Work to be completed: All of the material below is to be returned exactly.

Records for the task:
§ §

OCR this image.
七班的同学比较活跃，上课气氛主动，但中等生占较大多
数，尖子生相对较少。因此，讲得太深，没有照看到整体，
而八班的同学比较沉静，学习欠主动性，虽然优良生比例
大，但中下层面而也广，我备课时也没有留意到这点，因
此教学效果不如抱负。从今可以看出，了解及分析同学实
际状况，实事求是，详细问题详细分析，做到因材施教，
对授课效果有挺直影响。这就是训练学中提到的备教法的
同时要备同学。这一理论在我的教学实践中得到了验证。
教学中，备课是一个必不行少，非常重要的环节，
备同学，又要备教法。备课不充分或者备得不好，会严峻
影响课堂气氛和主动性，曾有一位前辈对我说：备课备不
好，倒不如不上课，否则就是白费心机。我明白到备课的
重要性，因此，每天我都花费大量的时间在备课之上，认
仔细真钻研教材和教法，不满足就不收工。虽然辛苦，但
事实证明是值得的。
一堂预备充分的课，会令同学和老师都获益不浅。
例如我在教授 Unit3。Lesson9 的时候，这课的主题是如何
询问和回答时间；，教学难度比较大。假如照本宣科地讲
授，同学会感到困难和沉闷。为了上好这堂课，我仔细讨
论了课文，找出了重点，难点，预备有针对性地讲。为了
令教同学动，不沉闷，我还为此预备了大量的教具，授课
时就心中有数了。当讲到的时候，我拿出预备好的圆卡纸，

§ §

Answer to the problem:
OCR this image.
七班的同学比较活跃，上课气氛主动，但中等生占较大多
数，尖子生相对较少。因此，讲得太深，没有照看到整体，
而八班的同学比较沉静，学习欠主动性，虽然优良生比例
大，但中下层面而也广，我备课时也没有留意到这点，因
此教学效果不如抱负。从今可以看出，了解及分析同学实
际状况，实事求是，详细问题详细分析，做到因材施教，
对授课效果有挺直影响。这就是训练学中提到的备教法的
同时要备同学。这一理论在我的教学实践中得到了验证。
教学中，备课是一个必不行少，非常重要的环节，
备同学，又要备教法。备课不充分或者备得不好，会严峻
影响课堂气氛和主动性，曾有一位前辈对我说：备课备不
好，倒不如不上课，否则就是白费心机。我明白到备课的
重要性，因此，每天我都花费大量的时间在备课之上，认
仔细真钻研教材和教法，不满足就不收工。虽然辛苦，但
事实证明是值得的。
一堂预备充分的课，会令同学和老师都获益不浅。
例如我在教授 Unit3。Lesson9 的时候，这课的主题是如何
询问和回答时间；，教学难度比较大。假如照本宣科地讲
授，同学会感到困难和沉闷。为了上好这堂课，我仔细讨
论了课文，找出了重点，难点，预备有针对性地讲。为了
令教同学动，不沉闷，我还为此预备了大量的教具，授课
时就心中有数了。当讲到的时候，我拿出预备好的圆卡纸，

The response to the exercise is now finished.